### Aim:
All lines holding the string "Global" are to be shown.
▬▬▬▬▬▬▬▬▬▬
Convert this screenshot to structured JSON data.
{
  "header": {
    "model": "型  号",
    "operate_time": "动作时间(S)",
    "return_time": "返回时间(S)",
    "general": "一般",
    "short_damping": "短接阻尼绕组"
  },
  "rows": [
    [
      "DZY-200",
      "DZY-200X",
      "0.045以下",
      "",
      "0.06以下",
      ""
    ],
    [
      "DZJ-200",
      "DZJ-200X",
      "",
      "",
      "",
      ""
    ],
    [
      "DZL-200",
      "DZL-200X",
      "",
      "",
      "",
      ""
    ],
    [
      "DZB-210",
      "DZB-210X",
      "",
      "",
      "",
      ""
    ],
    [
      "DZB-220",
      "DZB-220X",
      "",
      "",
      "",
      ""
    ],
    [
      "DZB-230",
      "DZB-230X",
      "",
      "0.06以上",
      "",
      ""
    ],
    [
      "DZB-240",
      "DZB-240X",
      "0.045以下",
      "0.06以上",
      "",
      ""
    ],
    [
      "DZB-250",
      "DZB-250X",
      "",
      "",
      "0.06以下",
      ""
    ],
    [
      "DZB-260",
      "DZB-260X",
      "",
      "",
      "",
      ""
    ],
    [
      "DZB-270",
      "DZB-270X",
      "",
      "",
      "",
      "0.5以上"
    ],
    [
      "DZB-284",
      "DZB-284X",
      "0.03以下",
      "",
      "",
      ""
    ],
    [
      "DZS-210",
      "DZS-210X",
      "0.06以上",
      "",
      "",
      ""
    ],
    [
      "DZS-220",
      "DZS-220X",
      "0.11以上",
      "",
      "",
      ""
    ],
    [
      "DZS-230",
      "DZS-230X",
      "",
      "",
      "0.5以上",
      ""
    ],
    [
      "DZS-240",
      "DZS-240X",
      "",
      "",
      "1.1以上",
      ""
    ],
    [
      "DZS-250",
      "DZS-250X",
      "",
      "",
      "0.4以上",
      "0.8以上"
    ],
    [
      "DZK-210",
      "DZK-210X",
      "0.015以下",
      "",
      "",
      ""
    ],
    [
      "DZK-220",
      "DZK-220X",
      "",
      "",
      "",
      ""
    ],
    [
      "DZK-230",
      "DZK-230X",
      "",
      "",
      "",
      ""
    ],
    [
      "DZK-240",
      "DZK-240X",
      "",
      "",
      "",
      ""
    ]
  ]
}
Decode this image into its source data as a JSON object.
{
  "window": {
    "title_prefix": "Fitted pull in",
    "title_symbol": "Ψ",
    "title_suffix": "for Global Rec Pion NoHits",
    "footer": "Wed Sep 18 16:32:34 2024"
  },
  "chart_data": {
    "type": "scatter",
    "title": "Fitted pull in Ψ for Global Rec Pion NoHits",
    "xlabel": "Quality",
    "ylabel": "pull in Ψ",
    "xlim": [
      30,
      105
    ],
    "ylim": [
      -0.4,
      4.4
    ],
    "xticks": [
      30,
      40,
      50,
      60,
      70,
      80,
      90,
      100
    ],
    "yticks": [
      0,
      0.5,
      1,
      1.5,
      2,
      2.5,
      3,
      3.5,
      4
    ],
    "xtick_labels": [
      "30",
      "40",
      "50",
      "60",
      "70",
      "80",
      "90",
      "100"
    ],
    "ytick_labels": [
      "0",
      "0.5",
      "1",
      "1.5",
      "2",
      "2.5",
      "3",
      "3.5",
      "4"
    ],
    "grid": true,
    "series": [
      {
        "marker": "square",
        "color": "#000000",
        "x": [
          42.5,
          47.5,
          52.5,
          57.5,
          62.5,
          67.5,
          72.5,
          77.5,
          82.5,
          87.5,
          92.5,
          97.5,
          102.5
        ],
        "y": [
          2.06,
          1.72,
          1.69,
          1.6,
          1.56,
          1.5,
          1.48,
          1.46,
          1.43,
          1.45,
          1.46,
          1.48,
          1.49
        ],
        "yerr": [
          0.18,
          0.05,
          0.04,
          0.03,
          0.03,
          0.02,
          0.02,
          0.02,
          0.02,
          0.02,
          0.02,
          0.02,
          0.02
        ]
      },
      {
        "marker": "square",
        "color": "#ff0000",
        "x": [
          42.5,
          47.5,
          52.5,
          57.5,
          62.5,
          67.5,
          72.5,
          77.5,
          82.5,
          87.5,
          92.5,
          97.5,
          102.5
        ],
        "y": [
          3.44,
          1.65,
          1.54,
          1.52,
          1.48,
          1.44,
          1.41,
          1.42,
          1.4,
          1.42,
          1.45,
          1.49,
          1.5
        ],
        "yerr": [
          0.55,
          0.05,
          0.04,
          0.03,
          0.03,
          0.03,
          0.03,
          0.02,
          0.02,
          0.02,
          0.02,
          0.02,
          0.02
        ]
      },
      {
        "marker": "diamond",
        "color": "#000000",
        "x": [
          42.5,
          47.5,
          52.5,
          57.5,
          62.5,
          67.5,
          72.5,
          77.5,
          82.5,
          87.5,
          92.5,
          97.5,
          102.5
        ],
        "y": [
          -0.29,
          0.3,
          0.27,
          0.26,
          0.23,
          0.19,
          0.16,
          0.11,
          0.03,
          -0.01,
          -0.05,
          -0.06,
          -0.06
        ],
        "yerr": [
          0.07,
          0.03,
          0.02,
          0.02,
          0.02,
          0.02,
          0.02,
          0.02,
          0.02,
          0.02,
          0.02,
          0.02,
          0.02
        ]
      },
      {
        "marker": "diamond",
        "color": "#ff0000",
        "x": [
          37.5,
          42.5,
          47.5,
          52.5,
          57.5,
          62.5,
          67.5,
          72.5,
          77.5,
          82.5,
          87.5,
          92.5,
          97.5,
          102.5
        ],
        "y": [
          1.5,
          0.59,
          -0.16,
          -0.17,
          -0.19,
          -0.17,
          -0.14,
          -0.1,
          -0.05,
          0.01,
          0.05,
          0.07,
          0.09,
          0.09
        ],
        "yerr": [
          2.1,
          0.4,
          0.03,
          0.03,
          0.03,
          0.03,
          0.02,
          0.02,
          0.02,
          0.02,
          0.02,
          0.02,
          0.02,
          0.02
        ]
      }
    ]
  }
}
▬▬▬▬▬▬▬▬▬▬
### Full response:
    "title_suffix": "for Global Rec Pion NoHits",
    "title": "Fitted pull in Ψ for Global Rec Pion NoHits",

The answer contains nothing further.